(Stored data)
# # # #
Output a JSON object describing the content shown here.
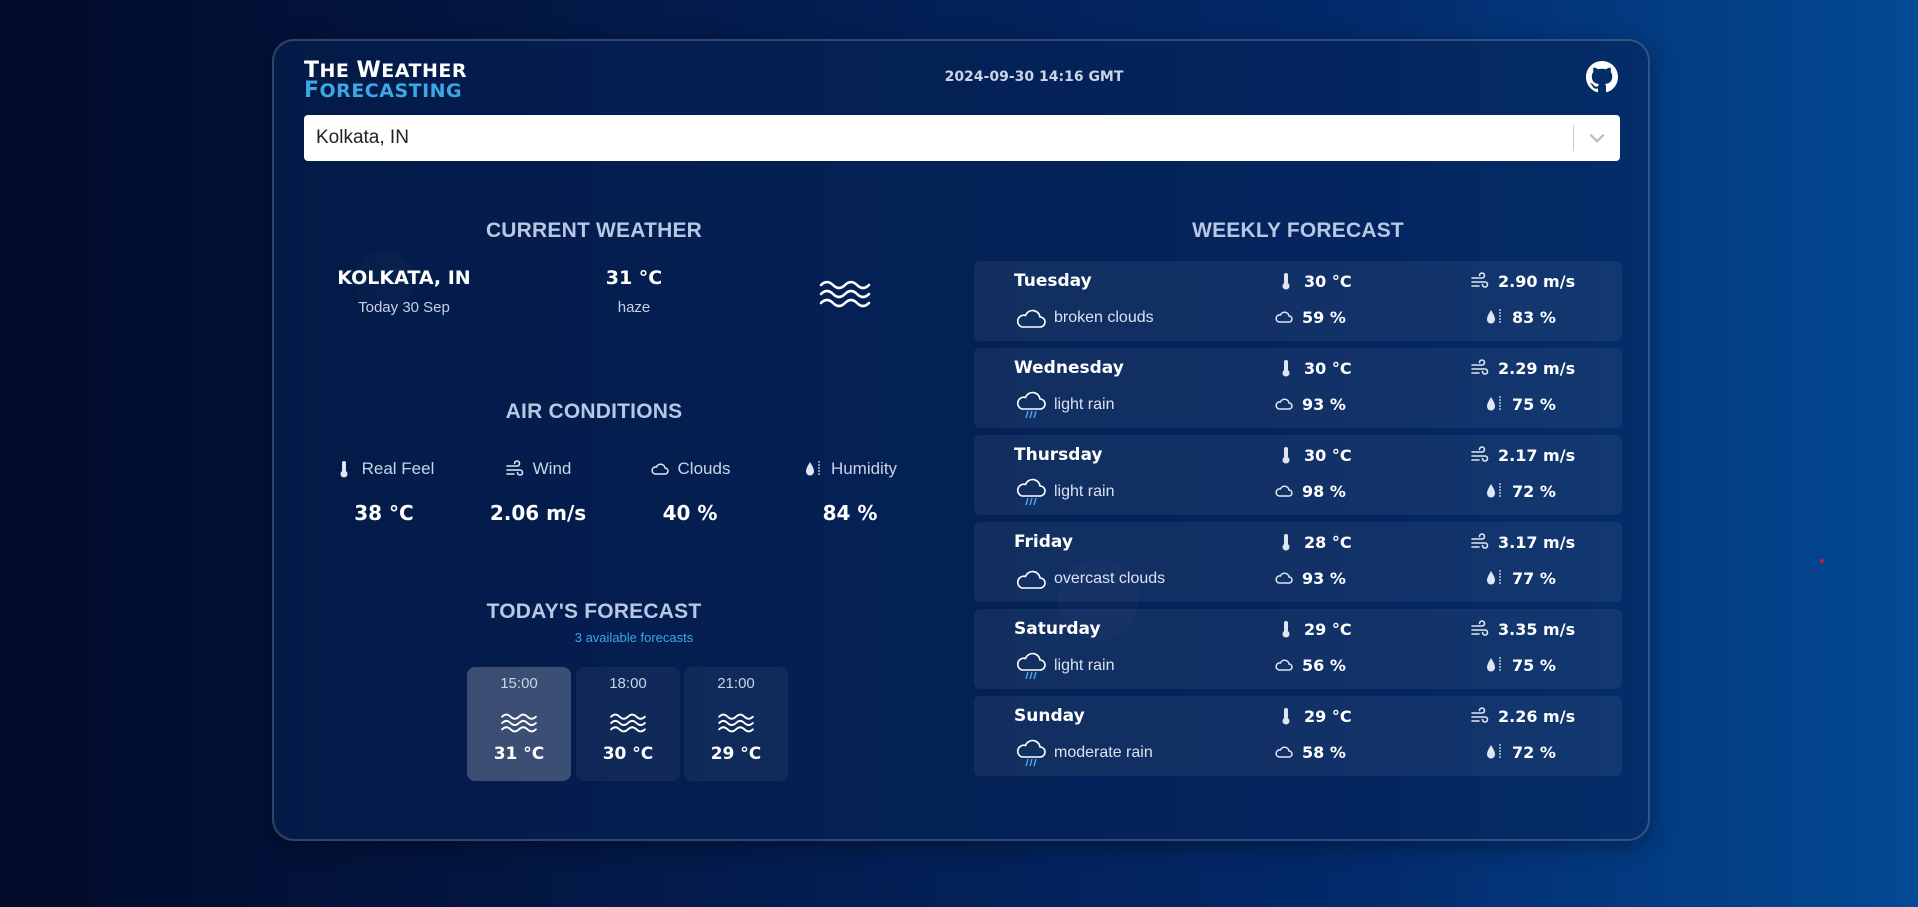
{
  "app": {
    "logo_line1_big": "T",
    "logo_line1_rest": "HE ",
    "logo_line1_big2": "W",
    "logo_line1_rest2": "EATHER",
    "logo_line2_big": "F",
    "logo_line2_rest": "ORECASTING",
    "datetime": "2024-09-30 14:16 GMT"
  },
  "search": {
    "value": "Kolkata, IN"
  },
  "current_weather": {
    "title": "CURRENT WEATHER",
    "city": "KOLKATA, IN",
    "date": "Today 30 Sep",
    "temperature": "31 °C",
    "description": "haze",
    "icon": "haze-icon"
  },
  "air_conditions": {
    "title": "AIR CONDITIONS",
    "items": [
      {
        "label": "Real Feel",
        "value": "38 °C",
        "icon": "thermometer-icon"
      },
      {
        "label": "Wind",
        "value": "2.06 m/s",
        "icon": "wind-icon"
      },
      {
        "label": "Clouds",
        "value": "40 %",
        "icon": "cloud-icon"
      },
      {
        "label": "Humidity",
        "value": "84 %",
        "icon": "humidity-icon"
      }
    ]
  },
  "todays_forecast": {
    "title": "TODAY'S FORECAST",
    "subtitle": "3 available forecasts",
    "items": [
      {
        "time": "15:00",
        "temp": "31 °C",
        "icon": "haze-icon",
        "active": true
      },
      {
        "time": "18:00",
        "temp": "30 °C",
        "icon": "haze-icon",
        "active": false
      },
      {
        "time": "21:00",
        "temp": "29 °C",
        "icon": "haze-icon",
        "active": false
      }
    ]
  },
  "weekly_forecast": {
    "title": "WEEKLY FORECAST",
    "days": [
      {
        "day": "Tuesday",
        "desc": "broken clouds",
        "icon": "cloud-icon",
        "temp": "30 °C",
        "wind": "2.90 m/s",
        "clouds": "59 %",
        "humidity": "83 %"
      },
      {
        "day": "Wednesday",
        "desc": "light rain",
        "icon": "rain-icon",
        "temp": "30 °C",
        "wind": "2.29 m/s",
        "clouds": "93 %",
        "humidity": "75 %"
      },
      {
        "day": "Thursday",
        "desc": "light rain",
        "icon": "rain-icon",
        "temp": "30 °C",
        "wind": "2.17 m/s",
        "clouds": "98 %",
        "humidity": "72 %"
      },
      {
        "day": "Friday",
        "desc": "overcast clouds",
        "icon": "cloud-icon",
        "temp": "28 °C",
        "wind": "3.17 m/s",
        "clouds": "93 %",
        "humidity": "77 %"
      },
      {
        "day": "Saturday",
        "desc": "light rain",
        "icon": "rain-icon",
        "temp": "29 °C",
        "wind": "3.35 m/s",
        "clouds": "56 %",
        "humidity": "75 %"
      },
      {
        "day": "Sunday",
        "desc": "moderate rain",
        "icon": "rain-icon",
        "temp": "29 °C",
        "wind": "2.26 m/s",
        "clouds": "58 %",
        "humidity": "72 %"
      }
    ]
  }
}
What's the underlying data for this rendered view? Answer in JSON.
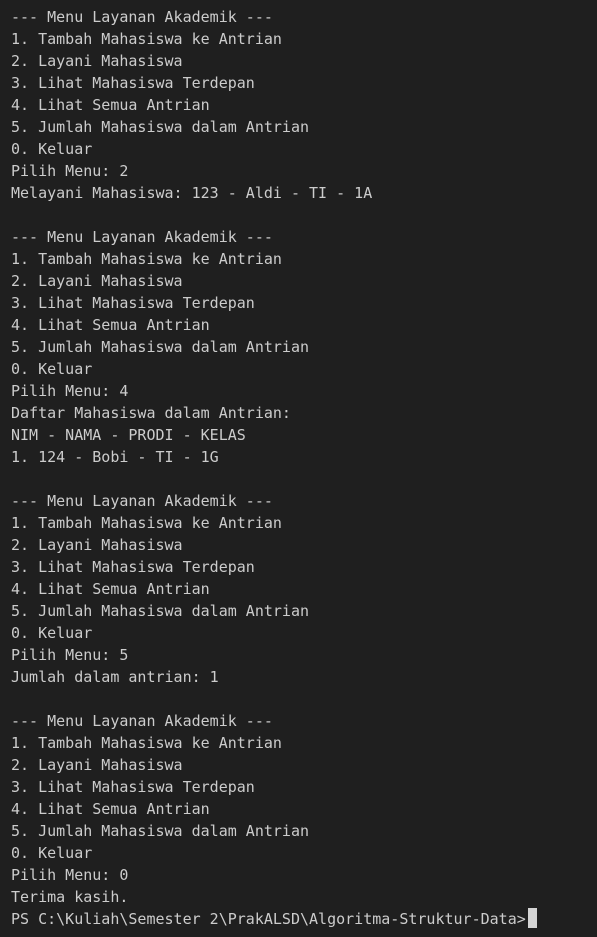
{
  "terminal": {
    "background_color": "#1f1f1f",
    "text_color": "#cccccc",
    "cursor_color": "#d4d4d4",
    "lines": [
      "--- Menu Layanan Akademik ---",
      "1. Tambah Mahasiswa ke Antrian",
      "2. Layani Mahasiswa",
      "3. Lihat Mahasiswa Terdepan",
      "4. Lihat Semua Antrian",
      "5. Jumlah Mahasiswa dalam Antrian",
      "0. Keluar",
      "Pilih Menu: 2",
      "Melayani Mahasiswa: 123 - Aldi - TI - 1A",
      "",
      "--- Menu Layanan Akademik ---",
      "1. Tambah Mahasiswa ke Antrian",
      "2. Layani Mahasiswa",
      "3. Lihat Mahasiswa Terdepan",
      "4. Lihat Semua Antrian",
      "5. Jumlah Mahasiswa dalam Antrian",
      "0. Keluar",
      "Pilih Menu: 4",
      "Daftar Mahasiswa dalam Antrian:",
      "NIM - NAMA - PRODI - KELAS",
      "1. 124 - Bobi - TI - 1G",
      "",
      "--- Menu Layanan Akademik ---",
      "1. Tambah Mahasiswa ke Antrian",
      "2. Layani Mahasiswa",
      "3. Lihat Mahasiswa Terdepan",
      "4. Lihat Semua Antrian",
      "5. Jumlah Mahasiswa dalam Antrian",
      "0. Keluar",
      "Pilih Menu: 5",
      "Jumlah dalam antrian: 1",
      "",
      "--- Menu Layanan Akademik ---",
      "1. Tambah Mahasiswa ke Antrian",
      "2. Layani Mahasiswa",
      "3. Lihat Mahasiswa Terdepan",
      "4. Lihat Semua Antrian",
      "5. Jumlah Mahasiswa dalam Antrian",
      "0. Keluar",
      "Pilih Menu: 0",
      "Terima kasih."
    ],
    "prompt": "PS C:\\Kuliah\\Semester 2\\PrakALSD\\Algoritma-Struktur-Data>"
  }
}
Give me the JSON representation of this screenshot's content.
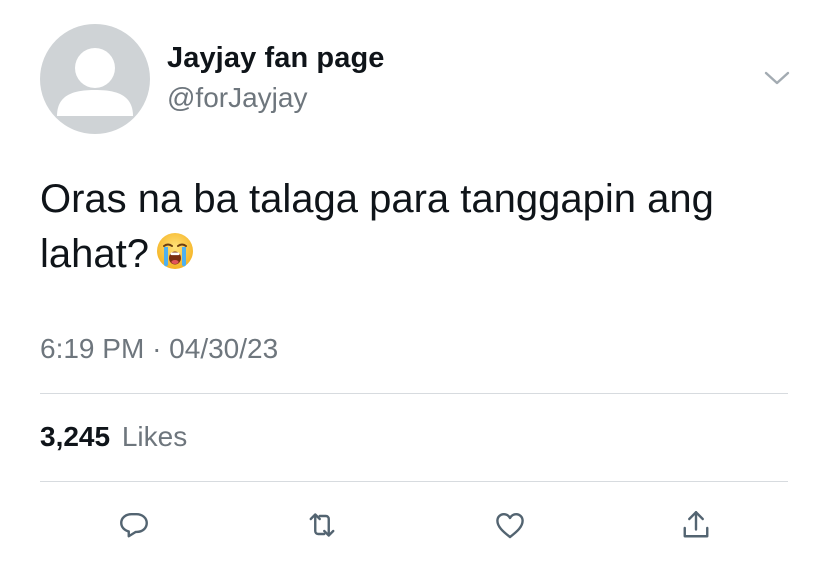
{
  "tweet": {
    "display_name": "Jayjay fan page",
    "handle": "@forJayjay",
    "text": "Oras na ba talaga para tanggapin ang lahat?",
    "emoji": "loudly-crying-face",
    "time": "6:19 PM",
    "separator": "·",
    "date": "04/30/23",
    "likes_count": "3,245",
    "likes_label": "Likes"
  },
  "icons": {
    "menu": "chevron-down-icon",
    "reply": "reply-icon",
    "retweet": "retweet-icon",
    "like": "heart-icon",
    "share": "share-icon"
  },
  "colors": {
    "text": "#0f1419",
    "secondary": "#6e767d",
    "divider": "#d7dbdf",
    "avatar_bg": "#cfd3d6"
  }
}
# # # #
Exercise:
Without the pictures, print the whole listing exactly as given.

Result for this exercise:
Output a JSON object describing the content shown here.
{
  "app": {
    "logo_line1_big": "T",
    "logo_line1_rest": "HE ",
    "logo_line1_big2": "W",
    "logo_line1_rest2": "EATHER",
    "logo_line2_big": "F",
    "logo_line2_rest": "ORECASTING",
    "datetime": "2024-09-30 14:16 GMT"
  },
  "search": {
    "value": "Kolkata, IN"
  },
  "current_weather": {
    "title": "CURRENT WEATHER",
    "city": "KOLKATA, IN",
    "date": "Today 30 Sep",
    "temperature": "31 °C",
    "description": "haze",
    "icon": "haze-icon"
  },
  "air_conditions": {
    "title": "AIR CONDITIONS",
    "items": [
      {
        "label": "Real Feel",
        "value": "38 °C",
        "icon": "thermometer-icon"
      },
      {
        "label": "Wind",
        "value": "2.06 m/s",
        "icon": "wind-icon"
      },
      {
        "label": "Clouds",
        "value": "40 %",
        "icon": "cloud-icon"
      },
      {
        "label": "Humidity",
        "value": "84 %",
        "icon": "humidity-icon"
      }
    ]
  },
  "todays_forecast": {
    "title": "TODAY'S FORECAST",
    "subtitle": "3 available forecasts",
    "items": [
      {
        "time": "15:00",
        "temp": "31 °C",
        "icon": "haze-icon",
        "active": true
      },
      {
        "time": "18:00",
        "temp": "30 °C",
        "icon": "haze-icon",
        "active": false
      },
      {
        "time": "21:00",
        "temp": "29 °C",
        "icon": "haze-icon",
        "active": false
      }
    ]
  },
  "weekly_forecast": {
    "title": "WEEKLY FORECAST",
    "days": [
      {
        "day": "Tuesday",
        "desc": "broken clouds",
        "icon": "cloud-icon",
        "temp": "30 °C",
        "wind": "2.90 m/s",
        "clouds": "59 %",
        "humidity": "83 %"
      },
      {
        "day": "Wednesday",
        "desc": "light rain",
        "icon": "rain-icon",
        "temp": "30 °C",
        "wind": "2.29 m/s",
        "clouds": "93 %",
        "humidity": "75 %"
      },
      {
        "day": "Thursday",
        "desc": "light rain",
        "icon": "rain-icon",
        "temp": "30 °C",
        "wind": "2.17 m/s",
        "clouds": "98 %",
        "humidity": "72 %"
      },
      {
        "day": "Friday",
        "desc": "overcast clouds",
        "icon": "cloud-icon",
        "temp": "28 °C",
        "wind": "3.17 m/s",
        "clouds": "93 %",
        "humidity": "77 %"
      },
      {
        "day": "Saturday",
        "desc": "light rain",
        "icon": "rain-icon",
        "temp": "29 °C",
        "wind": "3.35 m/s",
        "clouds": "56 %",
        "humidity": "75 %"
      },
      {
        "day": "Sunday",
        "desc": "moderate rain",
        "icon": "rain-icon",
        "temp": "29 °C",
        "wind": "2.26 m/s",
        "clouds": "58 %",
        "humidity": "72 %"
      }
    ]
  }
}
What's the underlying data for this rendered view? Answer in JSON.
{
  "terminal": {
    "background_color": "#1f1f1f",
    "text_color": "#cccccc",
    "cursor_color": "#d4d4d4",
    "lines": [
      "--- Menu Layanan Akademik ---",
      "1. Tambah Mahasiswa ke Antrian",
      "2. Layani Mahasiswa",
      "3. Lihat Mahasiswa Terdepan",
      "4. Lihat Semua Antrian",
      "5. Jumlah Mahasiswa dalam Antrian",
      "0. Keluar",
      "Pilih Menu: 2",
      "Melayani Mahasiswa: 123 - Aldi - TI - 1A",
      "",
      "--- Menu Layanan Akademik ---",
      "1. Tambah Mahasiswa ke Antrian",
      "2. Layani Mahasiswa",
      "3. Lihat Mahasiswa Terdepan",
      "4. Lihat Semua Antrian",
      "5. Jumlah Mahasiswa dalam Antrian",
      "0. Keluar",
      "Pilih Menu: 4",
      "Daftar Mahasiswa dalam Antrian:",
      "NIM - NAMA - PRODI - KELAS",
      "1. 124 - Bobi - TI - 1G",
      "",
      "--- Menu Layanan Akademik ---",
      "1. Tambah Mahasiswa ke Antrian",
      "2. Layani Mahasiswa",
      "3. Lihat Mahasiswa Terdepan",
      "4. Lihat Semua Antrian",
      "5. Jumlah Mahasiswa dalam Antrian",
      "0. Keluar",
      "Pilih Menu: 5",
      "Jumlah dalam antrian: 1",
      "",
      "--- Menu Layanan Akademik ---",
      "1. Tambah Mahasiswa ke Antrian",
      "2. Layani Mahasiswa",
      "3. Lihat Mahasiswa Terdepan",
      "4. Lihat Semua Antrian",
      "5. Jumlah Mahasiswa dalam Antrian",
      "0. Keluar",
      "Pilih Menu: 0",
      "Terima kasih."
    ],
    "prompt": "PS C:\\Kuliah\\Semester 2\\PrakALSD\\Algoritma-Struktur-Data>"
  }
}
Give me the JSON representation of this screenshot's content.
{
  "tweet": {
    "display_name": "Jayjay fan page",
    "handle": "@forJayjay",
    "text": "Oras na ba talaga para tanggapin ang lahat?",
    "emoji": "loudly-crying-face",
    "time": "6:19 PM",
    "separator": "·",
    "date": "04/30/23",
    "likes_count": "3,245",
    "likes_label": "Likes"
  },
  "icons": {
    "menu": "chevron-down-icon",
    "reply": "reply-icon",
    "retweet": "retweet-icon",
    "like": "heart-icon",
    "share": "share-icon"
  },
  "colors": {
    "text": "#0f1419",
    "secondary": "#6e767d",
    "divider": "#d7dbdf",
    "avatar_bg": "#cfd3d6"
  }
}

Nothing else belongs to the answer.